# [CEL ZADANIA 1]
Przepisz bez zmian część tekstu z wybranego fragmentu, która zaczyna się słowami zawierającymi "Kiedyś w latach" i kończy się na "jazdę po pijaku.".
++++ WYBRANY FRAGMENT ++++
Pamieta ktos moze Tereske z "Czesc Tereska"??
To przyklad ,ze jak czlowiek sam nie wyciagnie wnioskow z odsiadki to "resocjalizacja"nic tu nie pomoze:/
http://www.youtube.com/watch?v=j8Sy0zcU7Bw&feature=related
http://www.youtube.com/watch?v=-f9UPtxqFJ4&feature=fvwrel

71

Odp: Więźniarki.
kms33 napisał/a:

I ZONK. Ludzie uważani przez społeczeństwo za gorszych robią więcej dobrego niż uważani przez społeczeństwo za lepszych. Przykładowo w tej chwili paru menedżerków i uważających się za elitę osób pójdzie z psem który nasra na trawę i nie sprzątnie po nim. A zrobią to więźniowie.

Kiedyś w latach 70 tych "siedziałem" na Ruszczy" Nowa Huta" Wigilię Bożego Narodzenia spędziłem przy rozładunku wagonów z cementem.  Wróciliśmy około 23 na ośrodek. Czytając twoje bzdury,,,, ale zadam ci pytanie ... ile waży jedna kupa psia , a ile worek cementu???????

72

Odp: Więźniarki.

Mówię o przypadku, który był pokazany w programie reporterskim. Nie wiem "za co" siedzieli tam więźniowie, ale było pokazane wyraźnie, więźniowie za groszowe stawki sprzątali tereny zielone, kopali rowy pod kable etc. w sumie nie taka ciężka praca, mogę się domyślać że byli to jacyś alimenciarze czy skazani za jazdę po pijaku.

W latach 70-tych wiadomo było inaczej, a w 50-tych jeszcze inaczej. Mój pradziad został zabrany z miejsca przez MBP i wylądował w jakimś batalionie górniczym, po wyjściu z którego wkrótce zmarł. A były też kopalnie uranu, i inne "kamieniołomy". Potem były worki z cementem, teraz w miarę "lżejszej" formy komunizmu czy socjalizmu i charakter pracy więźniów się liberalizuje.
++++ DANE WEJŚCIOWE ++++
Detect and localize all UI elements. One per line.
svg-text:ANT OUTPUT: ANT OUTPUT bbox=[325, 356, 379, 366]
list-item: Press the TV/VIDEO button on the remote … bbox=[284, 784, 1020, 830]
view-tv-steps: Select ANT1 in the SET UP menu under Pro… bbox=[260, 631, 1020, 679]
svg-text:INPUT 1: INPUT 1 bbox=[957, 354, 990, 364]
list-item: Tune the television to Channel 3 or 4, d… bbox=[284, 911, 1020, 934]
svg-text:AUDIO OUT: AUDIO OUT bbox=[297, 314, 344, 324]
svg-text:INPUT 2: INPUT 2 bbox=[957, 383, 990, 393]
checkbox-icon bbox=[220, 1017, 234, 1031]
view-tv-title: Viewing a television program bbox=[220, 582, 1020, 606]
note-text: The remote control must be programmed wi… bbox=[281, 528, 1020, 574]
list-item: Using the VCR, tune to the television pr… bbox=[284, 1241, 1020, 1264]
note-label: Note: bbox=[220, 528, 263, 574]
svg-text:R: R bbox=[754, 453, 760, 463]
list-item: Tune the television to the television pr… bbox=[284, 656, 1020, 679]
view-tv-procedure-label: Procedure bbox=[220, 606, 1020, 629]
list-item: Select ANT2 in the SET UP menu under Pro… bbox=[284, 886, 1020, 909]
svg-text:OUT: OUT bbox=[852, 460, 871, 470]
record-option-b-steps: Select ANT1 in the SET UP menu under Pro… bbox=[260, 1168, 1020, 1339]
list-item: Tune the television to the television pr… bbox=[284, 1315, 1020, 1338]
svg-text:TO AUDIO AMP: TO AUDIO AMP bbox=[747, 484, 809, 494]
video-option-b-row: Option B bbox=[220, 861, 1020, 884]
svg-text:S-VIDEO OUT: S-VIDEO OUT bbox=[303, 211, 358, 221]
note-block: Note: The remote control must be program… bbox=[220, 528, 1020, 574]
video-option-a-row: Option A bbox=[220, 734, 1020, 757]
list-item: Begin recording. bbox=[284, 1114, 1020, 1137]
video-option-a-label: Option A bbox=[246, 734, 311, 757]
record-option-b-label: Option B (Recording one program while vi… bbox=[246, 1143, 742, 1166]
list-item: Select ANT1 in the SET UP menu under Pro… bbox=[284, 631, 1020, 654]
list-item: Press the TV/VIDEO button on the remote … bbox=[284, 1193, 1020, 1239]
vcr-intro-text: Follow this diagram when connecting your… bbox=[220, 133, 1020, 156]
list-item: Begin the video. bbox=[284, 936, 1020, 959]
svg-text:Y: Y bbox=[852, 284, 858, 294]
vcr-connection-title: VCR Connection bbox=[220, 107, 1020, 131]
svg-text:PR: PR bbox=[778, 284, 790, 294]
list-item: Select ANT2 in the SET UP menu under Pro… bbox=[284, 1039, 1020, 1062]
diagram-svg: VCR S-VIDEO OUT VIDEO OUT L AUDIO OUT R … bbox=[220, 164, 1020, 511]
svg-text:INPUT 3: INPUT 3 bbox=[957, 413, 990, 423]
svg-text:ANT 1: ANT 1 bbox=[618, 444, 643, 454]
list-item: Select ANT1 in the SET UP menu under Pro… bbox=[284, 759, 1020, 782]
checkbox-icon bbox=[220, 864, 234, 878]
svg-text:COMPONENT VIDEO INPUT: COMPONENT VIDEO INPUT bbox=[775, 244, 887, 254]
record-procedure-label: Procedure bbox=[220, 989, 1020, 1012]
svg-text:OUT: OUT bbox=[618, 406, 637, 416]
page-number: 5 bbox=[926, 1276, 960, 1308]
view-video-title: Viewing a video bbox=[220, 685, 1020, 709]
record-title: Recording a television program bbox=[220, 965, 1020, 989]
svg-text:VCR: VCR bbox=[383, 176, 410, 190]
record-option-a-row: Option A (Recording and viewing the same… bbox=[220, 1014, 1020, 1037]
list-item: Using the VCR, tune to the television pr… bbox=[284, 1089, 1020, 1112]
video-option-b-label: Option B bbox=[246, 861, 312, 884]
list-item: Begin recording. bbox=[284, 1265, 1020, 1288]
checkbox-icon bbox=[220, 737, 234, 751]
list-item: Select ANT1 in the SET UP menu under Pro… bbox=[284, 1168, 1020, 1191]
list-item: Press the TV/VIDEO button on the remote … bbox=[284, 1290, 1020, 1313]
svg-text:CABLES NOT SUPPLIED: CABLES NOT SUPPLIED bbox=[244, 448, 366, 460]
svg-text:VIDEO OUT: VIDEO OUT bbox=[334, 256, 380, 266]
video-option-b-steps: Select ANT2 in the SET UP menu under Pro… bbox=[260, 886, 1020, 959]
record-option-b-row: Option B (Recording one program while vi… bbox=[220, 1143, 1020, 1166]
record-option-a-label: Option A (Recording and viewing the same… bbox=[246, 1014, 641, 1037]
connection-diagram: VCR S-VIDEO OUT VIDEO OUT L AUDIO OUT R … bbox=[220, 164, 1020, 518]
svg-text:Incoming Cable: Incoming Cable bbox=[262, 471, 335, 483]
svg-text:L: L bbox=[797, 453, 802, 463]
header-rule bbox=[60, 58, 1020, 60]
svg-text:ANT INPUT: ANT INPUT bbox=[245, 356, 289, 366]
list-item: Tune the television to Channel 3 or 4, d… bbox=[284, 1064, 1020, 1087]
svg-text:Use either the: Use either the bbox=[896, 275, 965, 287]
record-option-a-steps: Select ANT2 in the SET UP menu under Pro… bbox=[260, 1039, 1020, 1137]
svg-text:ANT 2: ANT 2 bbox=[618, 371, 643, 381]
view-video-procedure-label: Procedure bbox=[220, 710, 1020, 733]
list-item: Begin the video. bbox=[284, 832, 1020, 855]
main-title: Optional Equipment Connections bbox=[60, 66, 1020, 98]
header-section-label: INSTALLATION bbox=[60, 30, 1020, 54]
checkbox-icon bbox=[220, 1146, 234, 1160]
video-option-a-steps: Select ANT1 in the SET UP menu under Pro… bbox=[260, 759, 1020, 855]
++++
# [CEL ZADANIA 2]
W wierszach danych, od pierwszego z nich do wiersza zawierającego "svg-text:R: R bbox=[754, 453, 760, 463]" włącznie, zamień "INPUT 1" na "INPUT 3", a resztę pozostaw bez zmian. Podaj tylko te wiersze.

# [PEŁNE ROZWIĄZANIE 1]
Kiedyś w latach 70 tych "siedziałem" na Ruszczy" Nowa Huta" Wigilię Bożego Narodzenia spędziłem przy rozładunku wagonów z cementem.  Wróciliśmy około 23 na ośrodek. Czytając twoje bzdury,,,, ale zadam ci pytanie ... ile waży jedna kupa psia , a ile worek cementu???????

72

Odp: Więźniarki.

Mówię o przypadku, który był pokazany w programie reporterskim. Nie wiem "za co" siedzieli tam więźniowie, ale było pokazane wyraźnie, więźniowie za groszowe stawki sprzątali tereny zielone, kopali rowy pod kable etc. w sumie nie taka ciężka praca, mogę się domyślać że byli to jacyś alimenciarze czy skazani za jazdę po pijaku.

# [PEŁNE ROZWIĄZANIE 2]
Detect and localize all UI elements. One per line.
svg-text:ANT OUTPUT: ANT OUTPUT bbox=[325, 356, 379, 366]
list-item: Press the TV/VIDEO button on the remote … bbox=[284, 784, 1020, 830]
view-tv-steps: Select ANT1 in the SET UP menu under Pro… bbox=[260, 631, 1020, 679]
svg-text:INPUT 3: INPUT 3 bbox=[957, 354, 990, 364]
list-item: Tune the television to Channel 3 or 4, d… bbox=[284, 911, 1020, 934]
svg-text:AUDIO OUT: AUDIO OUT bbox=[297, 314, 344, 324]
svg-text:INPUT 2: INPUT 2 bbox=[957, 383, 990, 393]
checkbox-icon bbox=[220, 1017, 234, 1031]
view-tv-title: Viewing a television program bbox=[220, 582, 1020, 606]
note-text: The remote control must be programmed wi… bbox=[281, 528, 1020, 574]
list-item: Using the VCR, tune to the television pr… bbox=[284, 1241, 1020, 1264]
note-label: Note: bbox=[220, 528, 263, 574]
svg-text:R: R bbox=[754, 453, 760, 463]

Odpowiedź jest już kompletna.